> Aim
Copy the passage of the forum comment below from "[i]Where can I" up to and including "c2*MEI(t) + c3*PDO(t)", word for word.

> Excerpt to read

• • • •

I could go on, but what’s the point? Your assertions 4, 5, 6, 7 are simply insults or misdirections hurled at someone you feel threatened by. For a very small post it’s certainly packed with a whole lot of stupid.
BTW, your grasp of the English language is appalling. Please put some effort into making your sentences grammatical, at least.
[i]Where can I find Spencer’s peer reviewed scientific publication where the approach of the spread sheet is used, which is presented in his opinion blog here?[/i]
I don’t think peer review is necessary for the model to have merit, though it certainly would serve as a filter to save one from looking at the details of an inherently flawed argument.
That said, I don’t think the model supports the topic of the post very well. The model is simply
HADsst3(t) ~= c0 + c1*AMO(t) + c2*MEI(t) + c3*PDO(t)

• • • •

> Extracted entries
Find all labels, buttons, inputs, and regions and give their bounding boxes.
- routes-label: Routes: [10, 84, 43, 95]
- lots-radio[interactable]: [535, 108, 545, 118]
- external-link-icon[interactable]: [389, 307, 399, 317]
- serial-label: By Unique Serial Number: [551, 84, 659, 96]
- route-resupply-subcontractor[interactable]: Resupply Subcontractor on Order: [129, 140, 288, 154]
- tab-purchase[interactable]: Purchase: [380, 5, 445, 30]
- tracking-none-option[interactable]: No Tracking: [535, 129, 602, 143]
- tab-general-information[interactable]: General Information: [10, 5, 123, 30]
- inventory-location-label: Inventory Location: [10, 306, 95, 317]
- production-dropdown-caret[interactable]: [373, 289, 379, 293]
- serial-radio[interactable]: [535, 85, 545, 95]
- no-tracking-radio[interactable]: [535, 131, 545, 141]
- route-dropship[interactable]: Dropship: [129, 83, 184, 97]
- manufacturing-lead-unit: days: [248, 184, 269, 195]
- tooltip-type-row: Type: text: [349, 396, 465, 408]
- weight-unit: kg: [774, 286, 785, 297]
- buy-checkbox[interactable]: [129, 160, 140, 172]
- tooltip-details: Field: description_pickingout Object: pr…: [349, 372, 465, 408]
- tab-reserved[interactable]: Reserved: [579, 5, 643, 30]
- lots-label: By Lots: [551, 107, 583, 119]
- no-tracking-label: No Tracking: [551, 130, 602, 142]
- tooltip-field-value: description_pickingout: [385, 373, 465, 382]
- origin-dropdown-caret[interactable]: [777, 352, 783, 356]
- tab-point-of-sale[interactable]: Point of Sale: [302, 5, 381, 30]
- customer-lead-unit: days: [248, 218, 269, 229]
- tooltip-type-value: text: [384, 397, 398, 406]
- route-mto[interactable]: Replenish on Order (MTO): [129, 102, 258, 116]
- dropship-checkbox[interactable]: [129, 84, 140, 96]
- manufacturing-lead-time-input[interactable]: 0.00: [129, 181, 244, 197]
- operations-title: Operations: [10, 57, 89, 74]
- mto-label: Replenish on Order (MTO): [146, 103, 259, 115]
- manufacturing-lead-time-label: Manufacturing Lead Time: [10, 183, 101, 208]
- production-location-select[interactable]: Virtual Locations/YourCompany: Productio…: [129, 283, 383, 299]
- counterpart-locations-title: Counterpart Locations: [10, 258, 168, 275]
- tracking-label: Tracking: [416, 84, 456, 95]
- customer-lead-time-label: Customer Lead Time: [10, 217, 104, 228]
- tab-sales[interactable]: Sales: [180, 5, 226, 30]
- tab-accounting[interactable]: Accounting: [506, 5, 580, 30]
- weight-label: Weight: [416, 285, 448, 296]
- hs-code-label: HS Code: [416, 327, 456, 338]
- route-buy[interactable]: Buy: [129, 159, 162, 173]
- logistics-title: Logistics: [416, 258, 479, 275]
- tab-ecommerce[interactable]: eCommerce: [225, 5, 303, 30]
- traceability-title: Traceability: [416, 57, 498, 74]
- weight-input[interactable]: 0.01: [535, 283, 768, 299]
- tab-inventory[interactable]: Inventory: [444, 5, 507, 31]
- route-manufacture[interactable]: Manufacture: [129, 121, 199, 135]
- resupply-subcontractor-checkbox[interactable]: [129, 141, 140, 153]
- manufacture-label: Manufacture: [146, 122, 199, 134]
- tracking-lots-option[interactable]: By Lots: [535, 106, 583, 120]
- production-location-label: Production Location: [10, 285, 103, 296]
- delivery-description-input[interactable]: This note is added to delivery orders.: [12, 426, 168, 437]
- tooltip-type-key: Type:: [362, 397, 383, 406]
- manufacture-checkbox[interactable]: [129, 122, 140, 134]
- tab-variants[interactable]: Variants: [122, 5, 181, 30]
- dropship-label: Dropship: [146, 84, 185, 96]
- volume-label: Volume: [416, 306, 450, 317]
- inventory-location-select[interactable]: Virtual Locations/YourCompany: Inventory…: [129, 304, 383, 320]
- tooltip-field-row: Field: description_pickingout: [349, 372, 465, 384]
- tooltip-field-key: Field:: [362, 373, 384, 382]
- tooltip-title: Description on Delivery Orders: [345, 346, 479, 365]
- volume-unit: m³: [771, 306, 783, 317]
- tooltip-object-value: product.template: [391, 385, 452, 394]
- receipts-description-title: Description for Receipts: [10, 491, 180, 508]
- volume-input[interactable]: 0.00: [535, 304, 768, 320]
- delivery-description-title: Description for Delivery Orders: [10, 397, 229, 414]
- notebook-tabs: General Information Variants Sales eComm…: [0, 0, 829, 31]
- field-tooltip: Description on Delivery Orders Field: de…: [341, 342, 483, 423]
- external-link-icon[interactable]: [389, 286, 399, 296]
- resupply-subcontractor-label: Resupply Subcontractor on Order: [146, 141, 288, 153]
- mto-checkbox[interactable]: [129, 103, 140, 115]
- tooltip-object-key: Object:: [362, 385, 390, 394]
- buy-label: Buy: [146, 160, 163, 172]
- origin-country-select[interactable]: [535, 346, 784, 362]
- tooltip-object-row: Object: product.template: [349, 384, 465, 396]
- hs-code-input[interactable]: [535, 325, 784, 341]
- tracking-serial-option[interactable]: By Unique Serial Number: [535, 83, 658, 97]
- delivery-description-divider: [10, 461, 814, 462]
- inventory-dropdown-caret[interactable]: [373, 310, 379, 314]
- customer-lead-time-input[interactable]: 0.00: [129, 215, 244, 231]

• • • •

> Solution
[i]Where can I find Spencer’s peer reviewed scientific publication where the approach of the spread sheet is used, which is presented in his opinion blog here?[/i]
I don’t think peer review is necessary for the model to have merit, though it certainly would serve as a filter to save one from looking at the details of an inherently flawed argument.
That said, I don’t think the model supports the topic of the post very well. The model is simply
HADsst3(t) ~= c0 + c1*AMO(t) + c2*MEI(t) + c3*PDO(t)